# [Stored entries]
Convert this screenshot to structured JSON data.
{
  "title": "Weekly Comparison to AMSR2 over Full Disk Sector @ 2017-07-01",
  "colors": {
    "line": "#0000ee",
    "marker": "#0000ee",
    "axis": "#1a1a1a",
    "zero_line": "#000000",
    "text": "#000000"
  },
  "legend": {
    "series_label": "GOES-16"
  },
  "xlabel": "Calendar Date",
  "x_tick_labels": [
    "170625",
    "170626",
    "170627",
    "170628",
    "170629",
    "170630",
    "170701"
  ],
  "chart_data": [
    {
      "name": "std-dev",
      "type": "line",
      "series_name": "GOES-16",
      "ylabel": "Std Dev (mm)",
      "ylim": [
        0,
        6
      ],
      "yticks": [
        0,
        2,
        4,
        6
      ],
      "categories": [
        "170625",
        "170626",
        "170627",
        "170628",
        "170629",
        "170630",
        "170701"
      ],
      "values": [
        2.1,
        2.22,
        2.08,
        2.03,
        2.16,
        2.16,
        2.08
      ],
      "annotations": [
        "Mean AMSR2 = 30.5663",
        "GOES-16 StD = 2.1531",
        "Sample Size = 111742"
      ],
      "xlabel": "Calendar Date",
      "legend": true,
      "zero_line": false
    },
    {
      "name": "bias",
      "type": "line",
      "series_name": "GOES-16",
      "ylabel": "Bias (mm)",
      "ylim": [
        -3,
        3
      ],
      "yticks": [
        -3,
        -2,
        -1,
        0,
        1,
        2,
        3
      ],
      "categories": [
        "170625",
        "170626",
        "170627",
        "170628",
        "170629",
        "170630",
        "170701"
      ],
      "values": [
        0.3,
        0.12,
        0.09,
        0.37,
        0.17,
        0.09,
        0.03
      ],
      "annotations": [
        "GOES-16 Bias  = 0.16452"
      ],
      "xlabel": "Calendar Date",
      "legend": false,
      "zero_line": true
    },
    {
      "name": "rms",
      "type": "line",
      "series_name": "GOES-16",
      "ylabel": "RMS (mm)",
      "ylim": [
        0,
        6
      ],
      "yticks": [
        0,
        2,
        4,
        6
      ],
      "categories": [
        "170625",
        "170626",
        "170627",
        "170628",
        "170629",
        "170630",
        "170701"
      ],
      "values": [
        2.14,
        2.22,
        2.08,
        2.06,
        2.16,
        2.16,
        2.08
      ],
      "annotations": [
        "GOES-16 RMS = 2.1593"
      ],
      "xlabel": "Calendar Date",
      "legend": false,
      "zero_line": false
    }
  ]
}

# [Aim]
Extract all lines containing the word "ylabel".

# [Written solution]
      "ylabel": "Std Dev (mm)",
      "ylabel": "Bias (mm)",
      "ylabel": "RMS (mm)",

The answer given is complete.